● Text:

▶

That allows Ministers to give policy directions. Certainly the Minister for Communications, Energy and Communications Deputy Eamon Ryan more or less did so on the energy front some months ago.

Mr. Éamonn Molloy

Absolutely, but those policy directions relate to general policy issues and they do not relate to the making of individual regulatory decisions. Decisions on licensing, on pricing and so on are made by individual regulators, but the Minister gives the general policy context. That has applied consistently since the time the concept of policy directions were introduced approximately seven years ago. I cannot remember off the top of my head a Minister making a policy recommendation which effectively would make individual regulatory decisions on behalf of the regulator.

If a Minister wanted to do something like that, could he not make a policy direction to the regulator asking him or her to come back within three to four months with a scheme to bring prices more into line with Eurozone norms?

Mr. Éamonn Molloy

It is eminently possible to look at setting out policy directions generally, and one of those would have to be in the area of competitiveness. One would expect that the regulatory forum that Mr. Kelly referred to will focus on issues of competitiveness and cost diversions where they happen. There is ongoing dialogue which allows for these issues to be raised with regulators and for regulators to be sensitised in these areas, as long as the political system is not making those individual decisions. However, the Deputy is correct, that it is a sensitivity, particularly now. There has been a great deal of work done particularly in terms of energy, where there have been price developments since the publication of this report. I am not arguing with the point the Deputy is making, but it must be done in a broader policy context.

Mr. John Murphy

On the question of costs, there are aspects of costs that we look at very closely, for example the staffing of the various regulators is subject to control just as staff numbers and grading in a Department is subject to control. The level of costs each regulator faces may not be entirely within his or her control. For example in the case of the aviation regulator, it makes a determination on airport charges every five years. It is then at the mercy of whether a review is required because of changes in the marketplace. That is an area that is particularly contentious because of the nature of the relationship between airlines and airports because each is working to different business planning horizons and so on. There are two consequences to that, one is a great deal more litigation than might otherwise be expected. Obviously, that will be reflected in costs to a certain extent. I am happy to say that CAR has been generally successful in litigation, if that is a performance measurement.

Does it recover its legal costs?

Mr. John Murphy

Where possible, yes.

Is that not strange? For example, the Commission on Aviation Regulation might sue the Dublin Aviation Authority or something like that. It is effectively one arm of Government suing another part of Government.

Mr. John Murphy

No, it has not been CAR, suing the DAA. Generally, there have been judicial reviews, not so much by State parties but by other parties. Another consequence of that kind of regulatory environment is that the regulator is forced to have a more complex economic regulation model over time to address several different concerns and to protect itself against the charge that it did not take X, Y or Z fully into account. If our policy goal was to have a lighter touch and a more strategic approach by regulators, one can only do that if one has the full co-operation of everybody affected by the regulator's decisions. Our experience over time with aviation regulation is that when the Act was originally passed, the intention was that there would be a highly strategic approach, the approach taken by the UK Civil Aviation Authority, which is the only direct comparator to CAR in Europe. However, it has not worked out that way because of the fairly contentious nature of the environment it is regulating.

◀

● Provided material:
▶

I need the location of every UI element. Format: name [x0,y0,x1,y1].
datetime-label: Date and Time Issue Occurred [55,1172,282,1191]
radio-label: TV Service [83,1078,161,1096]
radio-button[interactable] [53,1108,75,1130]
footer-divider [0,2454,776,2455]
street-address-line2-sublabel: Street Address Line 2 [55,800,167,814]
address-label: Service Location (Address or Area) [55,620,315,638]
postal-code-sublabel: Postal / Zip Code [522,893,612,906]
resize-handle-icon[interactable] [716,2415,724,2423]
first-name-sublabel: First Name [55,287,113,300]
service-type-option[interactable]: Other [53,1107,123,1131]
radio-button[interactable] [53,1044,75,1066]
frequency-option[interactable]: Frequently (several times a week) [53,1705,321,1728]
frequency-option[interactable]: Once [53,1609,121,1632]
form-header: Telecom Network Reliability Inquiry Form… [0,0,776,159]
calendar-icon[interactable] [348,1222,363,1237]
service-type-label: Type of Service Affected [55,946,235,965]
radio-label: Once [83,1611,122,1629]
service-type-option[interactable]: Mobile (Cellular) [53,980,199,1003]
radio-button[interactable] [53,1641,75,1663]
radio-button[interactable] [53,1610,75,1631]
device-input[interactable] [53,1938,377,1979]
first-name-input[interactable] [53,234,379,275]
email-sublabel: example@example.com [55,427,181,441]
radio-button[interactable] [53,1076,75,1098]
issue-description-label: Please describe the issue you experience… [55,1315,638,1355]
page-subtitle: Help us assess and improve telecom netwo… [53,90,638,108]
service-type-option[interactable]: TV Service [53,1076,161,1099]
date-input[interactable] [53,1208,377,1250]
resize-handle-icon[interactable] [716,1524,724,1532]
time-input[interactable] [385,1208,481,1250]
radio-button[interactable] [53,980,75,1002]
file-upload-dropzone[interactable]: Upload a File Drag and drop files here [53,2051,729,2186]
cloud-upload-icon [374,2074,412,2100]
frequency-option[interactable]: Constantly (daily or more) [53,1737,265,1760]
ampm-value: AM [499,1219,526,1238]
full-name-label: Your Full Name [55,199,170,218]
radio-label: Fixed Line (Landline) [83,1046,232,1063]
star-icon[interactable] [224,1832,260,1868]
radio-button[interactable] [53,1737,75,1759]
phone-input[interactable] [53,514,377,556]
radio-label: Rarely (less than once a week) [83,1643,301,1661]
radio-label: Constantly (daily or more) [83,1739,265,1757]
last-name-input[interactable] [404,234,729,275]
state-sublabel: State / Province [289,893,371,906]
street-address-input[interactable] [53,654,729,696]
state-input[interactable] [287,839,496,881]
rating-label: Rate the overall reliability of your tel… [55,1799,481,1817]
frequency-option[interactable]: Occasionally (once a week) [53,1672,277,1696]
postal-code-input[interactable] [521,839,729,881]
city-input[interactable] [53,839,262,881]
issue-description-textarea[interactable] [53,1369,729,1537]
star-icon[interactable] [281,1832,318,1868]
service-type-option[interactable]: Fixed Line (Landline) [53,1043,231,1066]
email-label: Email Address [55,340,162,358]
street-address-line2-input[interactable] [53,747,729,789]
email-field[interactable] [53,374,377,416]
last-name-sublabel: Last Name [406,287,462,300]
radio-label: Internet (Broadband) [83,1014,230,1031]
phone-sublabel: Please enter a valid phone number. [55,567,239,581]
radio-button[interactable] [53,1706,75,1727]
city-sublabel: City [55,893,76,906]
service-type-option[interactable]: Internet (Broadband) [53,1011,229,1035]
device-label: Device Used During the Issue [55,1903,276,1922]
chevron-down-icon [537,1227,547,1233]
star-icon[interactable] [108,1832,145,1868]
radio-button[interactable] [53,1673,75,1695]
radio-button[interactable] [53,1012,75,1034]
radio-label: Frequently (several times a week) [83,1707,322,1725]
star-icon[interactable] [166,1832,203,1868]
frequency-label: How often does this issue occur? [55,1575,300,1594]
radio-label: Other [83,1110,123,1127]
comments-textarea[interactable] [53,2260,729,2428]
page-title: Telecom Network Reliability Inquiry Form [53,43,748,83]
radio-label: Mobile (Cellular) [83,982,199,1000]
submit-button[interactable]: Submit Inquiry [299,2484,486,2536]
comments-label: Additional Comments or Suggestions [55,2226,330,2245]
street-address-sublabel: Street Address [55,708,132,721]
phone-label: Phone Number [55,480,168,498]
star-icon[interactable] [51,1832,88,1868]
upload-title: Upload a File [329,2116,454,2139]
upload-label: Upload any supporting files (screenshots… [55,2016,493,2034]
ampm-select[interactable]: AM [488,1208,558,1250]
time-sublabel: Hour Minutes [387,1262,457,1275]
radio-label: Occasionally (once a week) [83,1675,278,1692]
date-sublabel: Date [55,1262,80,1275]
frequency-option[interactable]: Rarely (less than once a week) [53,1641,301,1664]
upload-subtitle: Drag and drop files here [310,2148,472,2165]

◀

● Task set:
1. In the regulation hearing transcript, how often does the aviation regulator make a determination on airport charges?
2. Write the next part of the regulation hearing transcript, picking up right after its final sentence.

● Final results:
1. Every five years.

2.
In regard to the safety regulation costs, because the IAA was not directly covered in that study, the IAA safety regulation costs compare very favourably with those across Europe. They are frozen this year as against last year. We would have a strong interest in ensuring that remains the case. Apart from anything else, civil aviation is fairly mobile so people could choose to put their aircraft on another register. There is a significant interest in the aviation leasing industry. Many of those aircraft are maintained on the Irish register because that provides greater assurance to the leasing industry that the safety regulation will be well carried out by a reputable regulator. We have that interest in ensuring that costs are kept competitive.

Have the witnesses looked at the means by which litigation could be limited?

Mr. John Murphy

As one of the consequences of this review, the issue of what kind of appeals processes might be put in place was looked at. The view was taken that the most appropriate form of appeal is judicial review to the Commercial Court. That has proved to be most effective over time. We want to protect the principle of independent regulation where there is a sector with potential for monopoly-type abuse. If too many appeals processes are provided for, one risks the possibility of undermining that independent regulation.

Mr. Philip Kelly

A public consultation took place a couple of years ago on the appeals issue that fed into the considerations of the EIU. It considered whether the appeals mechanisms would be just a stage on the way to the court and whether it would prolong procedures. As Mr. Murphy has said, the litigation over the years has led to an elaboration of procedure by regulators to try to limit judicial review on the basis of flawed procedure. Everything gets published. All submissions they receive under a particular topic from all of the regulated companies are published. They give notice of their intent in many areas. When they finally publish a decision they often do so in a draft form, allowing further observations within a set period. To delimit challenge, one has to elaborate procedure and make everything transparent, which is costly in terms of time and procedure. If people are going to end up in the courts why put in the interstitial stop of the appeals mechanism? That was one of the factors considered.

There were some forms of appeals boards in place before. Have they gone?

Mr. Philip Kelly

There was one in place in the telecommunications area for about two years but it was abolished in favour of direct access to the courts. There are some ad hoc appeals mechanisms which are convened from time to time for particular purposes in the aviation regulation area. The number of appeals generally across the regulators has been low and falling over the years from the early heady days of telecommunications regulation when there were many appeals.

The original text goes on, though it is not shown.